--- WHAT IS ASKED ---
Pick every line with "freq" from the material below.

--- LISTED RECORDS ---
-- START --

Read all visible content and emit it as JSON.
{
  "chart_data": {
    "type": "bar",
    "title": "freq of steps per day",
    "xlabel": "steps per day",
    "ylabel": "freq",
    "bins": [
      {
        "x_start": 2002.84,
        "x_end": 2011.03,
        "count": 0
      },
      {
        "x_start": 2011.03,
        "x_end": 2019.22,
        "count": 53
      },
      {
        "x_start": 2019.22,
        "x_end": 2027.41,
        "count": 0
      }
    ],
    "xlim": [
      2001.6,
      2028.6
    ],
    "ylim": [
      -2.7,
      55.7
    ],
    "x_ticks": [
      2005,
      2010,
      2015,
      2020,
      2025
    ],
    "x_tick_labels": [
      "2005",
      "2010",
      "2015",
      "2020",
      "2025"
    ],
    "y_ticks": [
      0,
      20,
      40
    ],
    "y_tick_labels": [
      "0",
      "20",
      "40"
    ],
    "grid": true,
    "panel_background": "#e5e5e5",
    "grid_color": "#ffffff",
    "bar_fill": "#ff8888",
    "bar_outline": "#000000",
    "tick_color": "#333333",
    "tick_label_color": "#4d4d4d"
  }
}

-- END --

--- ANSWER TO THIS PROBLEM ---
    "title": "freq of steps per day",
    "ylabel": "freq",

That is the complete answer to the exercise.